In lieu of an abstract, here is a brief excerpt of the content:

  • The Big Black Box of Indian CountryThe Bureau of Indian Affairs and the Federal-Indian Relationship
  • Valerie Lambert (bio)

On April 14, 2015, at 5:15 p.m. in a windowless white room, I sighed as I looked across the gray conference table at US Department of Justice (doj) attorney Matt Marinelli. To my right were Deanna Hartley Kelso (Chickasaw Nation) and Lewis Bullock, two attorneys of firms the Chickasaw and Choctaw Nations had retained to litigate a major land-claims case, The Chickasaw Nation and the Choctaw Nation v. The US Department of the Interior. Across from us seated next to Marinelli was Mr. Dondrae Maiden, an attorney from the US Department of the Interior (doi). For more than seven hours that day I had given testimony to doj’s Marinelli and doi’s Maiden in support of the plaintiffs in the case, one of which is the tribe in which I am enrolled, the Choctaw Nation, the other, a tribe in which I also have documented ancestry, the Chickasaw Nation. The deposition involved, among other things, an expert report the tribes had hired me to write. Three months after my deposition, the tribes’ lawyers informed me that a settlement had been reached; the case would not go to trial as scheduled. Secretary of the Interior Sally Jewell publicized the terms of the settlement on October 6, 2015.1 The tribes would receive $186 million—the Chickasaws, $46.5 million, and the Choctaws, $139.5 million. Identifying it as the fifth largest tribal trust settlement in US history, Jewell reported that more than one hundred Indian tribes were in similar settlement negotiations with the federal government.

- Items
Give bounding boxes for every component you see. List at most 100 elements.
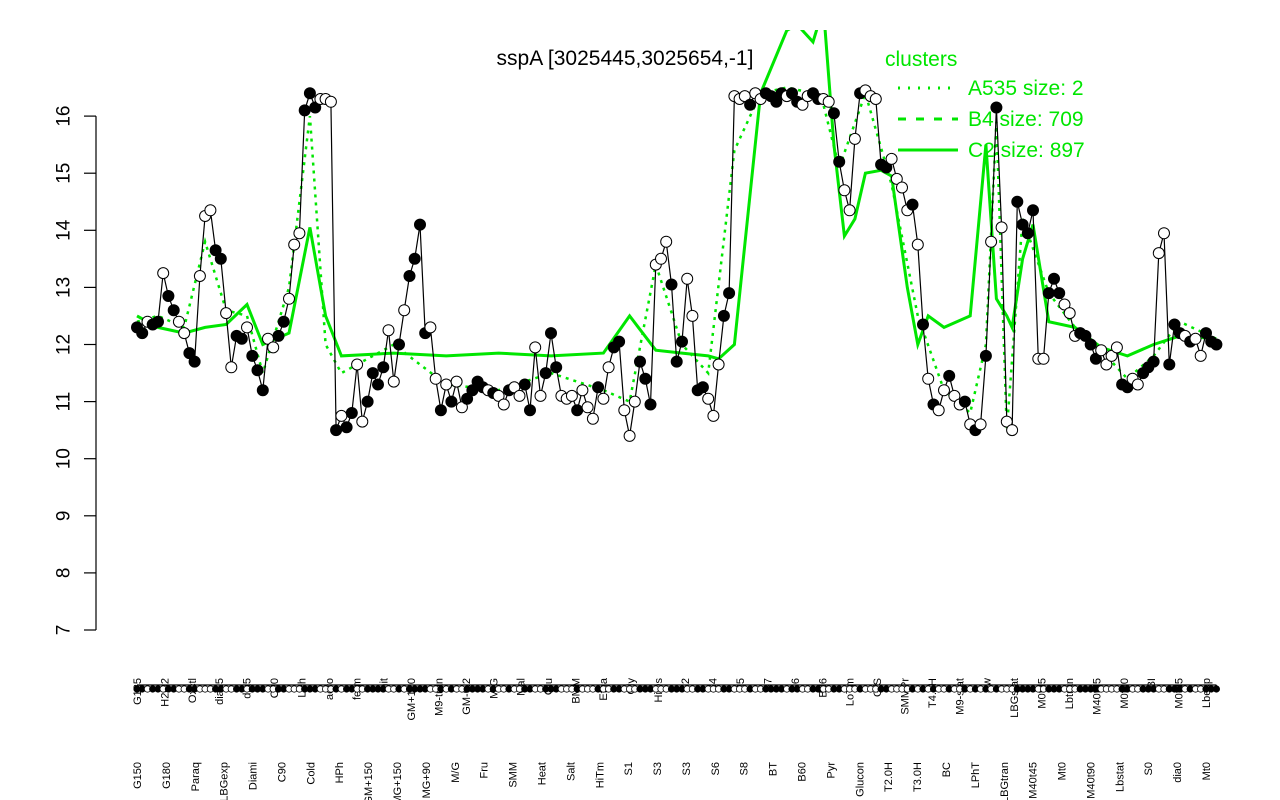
legend-label: A535 size: 2 (968, 77, 1084, 100)
y-tick-label: 12 (54, 334, 75, 355)
data-point (613, 335, 626, 348)
x-tick-label: S3 (681, 762, 693, 775)
data-point (393, 338, 405, 351)
y-axis: 7 8 9 10 11 12 13 14 15 16 (54, 106, 97, 635)
data-point (880, 161, 893, 174)
data-point (298, 104, 311, 117)
data-point (639, 372, 652, 385)
data-point (1063, 307, 1076, 320)
data-point (1053, 287, 1066, 300)
x-tick-label: MG+90 (421, 762, 433, 798)
x-tick-label: M9-stat (954, 678, 966, 715)
data-point (382, 324, 395, 337)
data-point (545, 327, 557, 340)
x-tick-label: HiTm (594, 762, 606, 788)
y-tick-label: 15 (54, 163, 75, 184)
data-point (634, 355, 646, 368)
y-tick-label: 10 (54, 448, 75, 469)
data-point (932, 404, 945, 417)
x-tick-label: M0t90 (1119, 678, 1131, 709)
data-point (204, 204, 217, 217)
data-point (398, 304, 411, 317)
data-point (288, 238, 301, 251)
data-point (670, 355, 683, 368)
data-point (1158, 227, 1170, 240)
data-point (1147, 355, 1160, 368)
x-tick-label: BI (1146, 678, 1158, 688)
x-tick-label: LPhT (970, 762, 982, 789)
x-tick-label: LBGstat (1009, 678, 1021, 718)
data-point (209, 244, 222, 257)
y-tick-label: 8 (54, 568, 75, 579)
x-tick-label: dia0 (1172, 762, 1184, 783)
x-tick-label: GM+120 (406, 678, 418, 721)
x-tick-label: B60 (797, 762, 809, 782)
data-point (335, 409, 348, 422)
x-tick-label: nit (379, 678, 391, 690)
cluster-line-1 (136, 30, 1217, 361)
data-point (571, 404, 584, 417)
series-points (131, 84, 1223, 442)
data-point (676, 335, 688, 348)
x-tick-label: S0 (1143, 762, 1155, 775)
data-point (702, 392, 715, 405)
data-point (665, 278, 678, 291)
x-tick-label: H2O2 (159, 678, 171, 707)
data-point (539, 367, 552, 380)
data-point (1163, 358, 1176, 371)
x-tick-label: T4.0H (927, 678, 939, 708)
data-point (188, 355, 201, 368)
data-point (827, 107, 840, 120)
data-point (786, 87, 798, 100)
data-point (340, 421, 353, 434)
data-point (550, 361, 563, 374)
data-point (1037, 352, 1050, 365)
legend: clusters A535 size: 2 B4 size: 709 C2 size… (885, 48, 1085, 162)
x-tick-label: G180 (161, 762, 173, 789)
data-point (1152, 247, 1165, 260)
data-point (387, 375, 400, 388)
data-point (440, 378, 453, 391)
data-point (938, 384, 950, 397)
x-tick-label: M40t45 (1028, 762, 1040, 799)
data-point (644, 398, 657, 411)
data-point (943, 369, 956, 382)
data-point (429, 372, 442, 385)
data-point (707, 409, 720, 422)
data-point (157, 267, 170, 280)
data-point (434, 404, 447, 417)
data-point (366, 367, 379, 380)
chart-title: sspA [3025445,3025654,-1] (497, 47, 754, 70)
legend-label: C2 size: 897 (968, 139, 1085, 162)
data-point (524, 404, 536, 417)
data-point (1200, 327, 1212, 340)
data-point (906, 198, 919, 211)
data-point (403, 270, 416, 282)
x-tick-label: GM-0.2 (461, 678, 473, 715)
data-point (922, 372, 935, 385)
data-point (1168, 318, 1181, 331)
data-point (822, 95, 835, 108)
data-point (1100, 358, 1113, 371)
x-tick-label: T2.0H (883, 762, 895, 792)
data-point (461, 392, 474, 405)
data-point (990, 101, 1003, 114)
data-point (345, 407, 358, 419)
data-point (712, 358, 725, 371)
x-tick-label: S8 (739, 762, 751, 775)
data-point (518, 378, 531, 391)
x-tick-label: Glucon (854, 762, 866, 797)
data-point (1194, 349, 1207, 362)
data-point (723, 287, 736, 300)
data-point (1131, 378, 1144, 391)
x-tick-label: Salt (565, 762, 577, 781)
data-point (1006, 424, 1019, 437)
data-point (455, 401, 468, 414)
rug-point (1212, 685, 1221, 693)
data-point (534, 389, 547, 402)
data-point (995, 221, 1008, 234)
x-tick-label: Lbexp (1201, 678, 1213, 708)
data-point (565, 389, 578, 402)
data-point (979, 349, 992, 362)
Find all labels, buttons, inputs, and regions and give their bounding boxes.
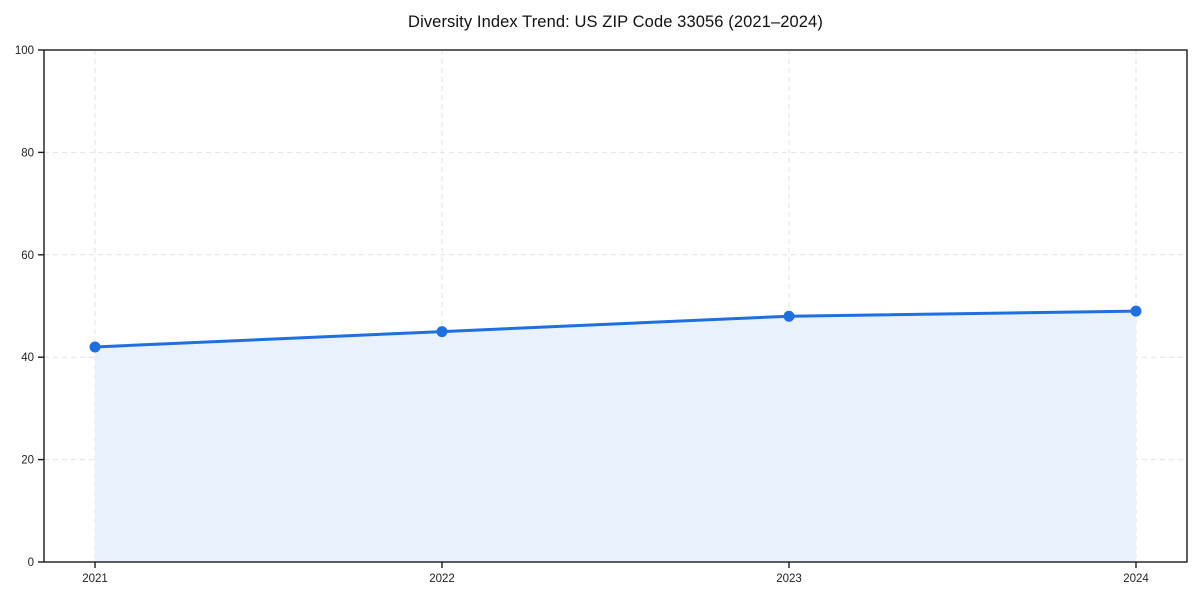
chart-title: Diversity Index Trend: US ZIP Code 33056… [408, 13, 823, 31]
x-tick-label: 2021 [82, 573, 108, 585]
y-tick-label: 20 [21, 455, 34, 467]
area-fill [95, 311, 1136, 562]
y-tick-label: 100 [15, 45, 34, 57]
x-tick-label: 2024 [1123, 573, 1149, 585]
x-tick-label: 2022 [429, 573, 455, 585]
data-point-marker [783, 310, 795, 322]
data-point-marker [436, 326, 448, 338]
y-tick-label: 60 [21, 250, 34, 262]
x-tick-label: 2023 [776, 573, 802, 585]
data-point-marker [89, 341, 101, 353]
y-tick-label: 80 [21, 147, 34, 159]
plot-frame [43, 49, 1188, 563]
y-tick-label: 0 [28, 557, 34, 569]
trend-line [93, 309, 1138, 349]
data-point-marker [1130, 305, 1142, 317]
y-tick-label: 40 [21, 352, 34, 364]
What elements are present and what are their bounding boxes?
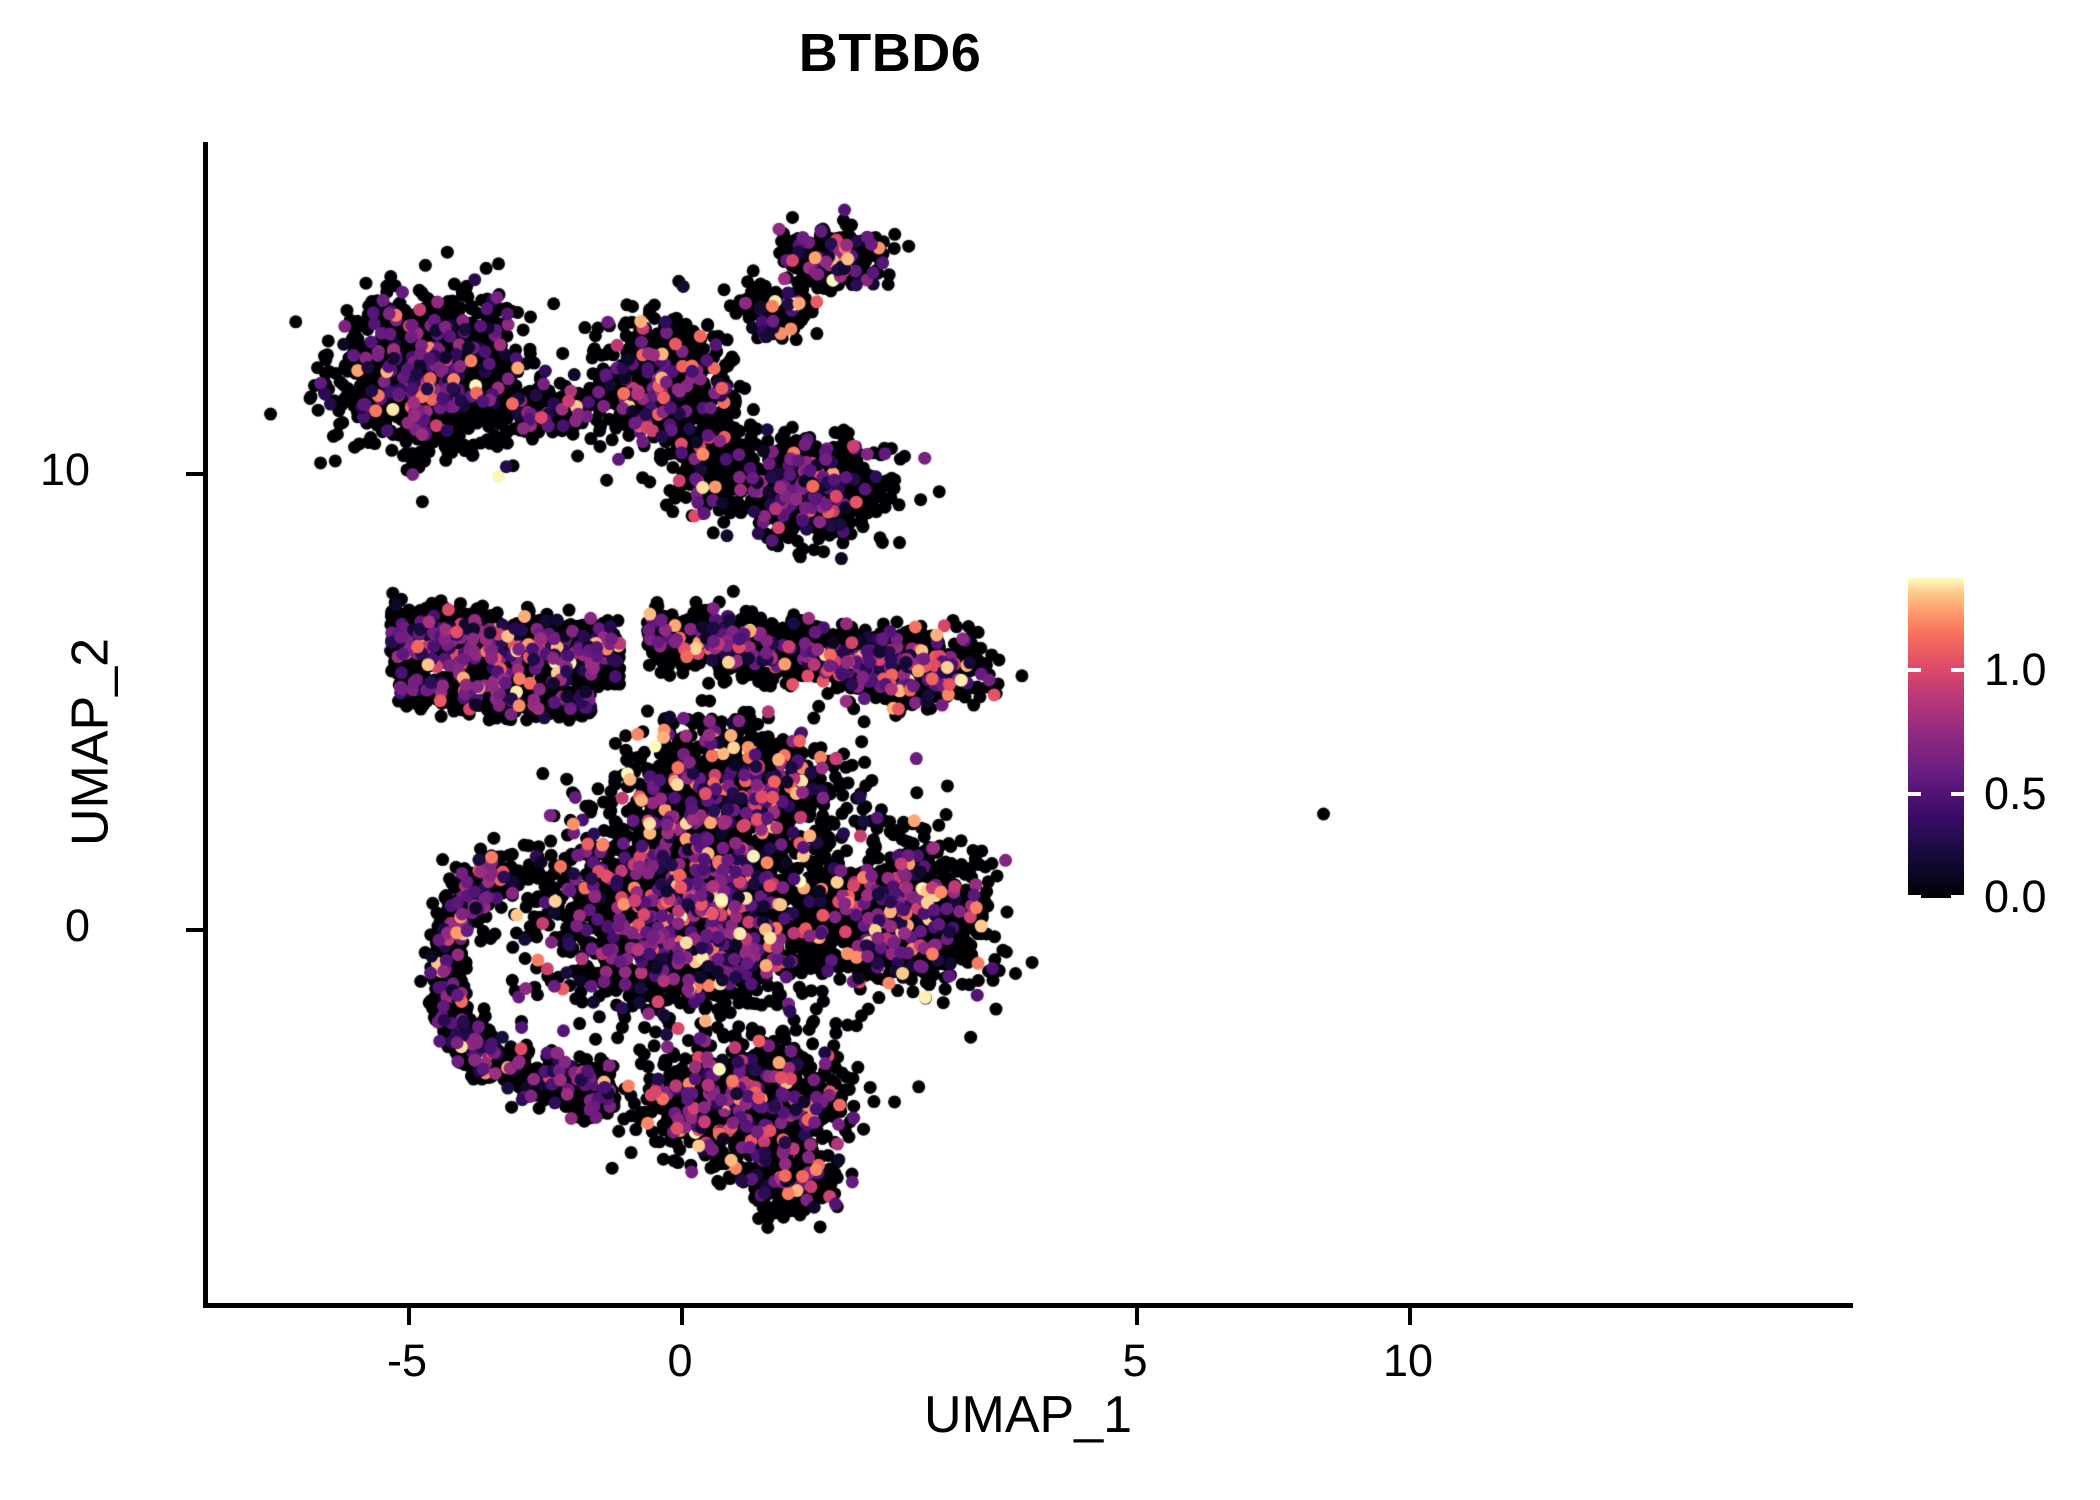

- Written request
Revise everything in the excerpt from "In lieu of an" down to "Valerie Lambert (bio)", replacing "Bureau of Indian Affairs" with "Office of Indian Affairs". The material comes from a source separate from the excerpt.

- Task output
In lieu of an abstract, here is a brief excerpt of the content:

  • The Big Black Box of Indian CountryThe Office of Indian Affairs and the Federal-Indian Relationship
  • Valerie Lambert (bio)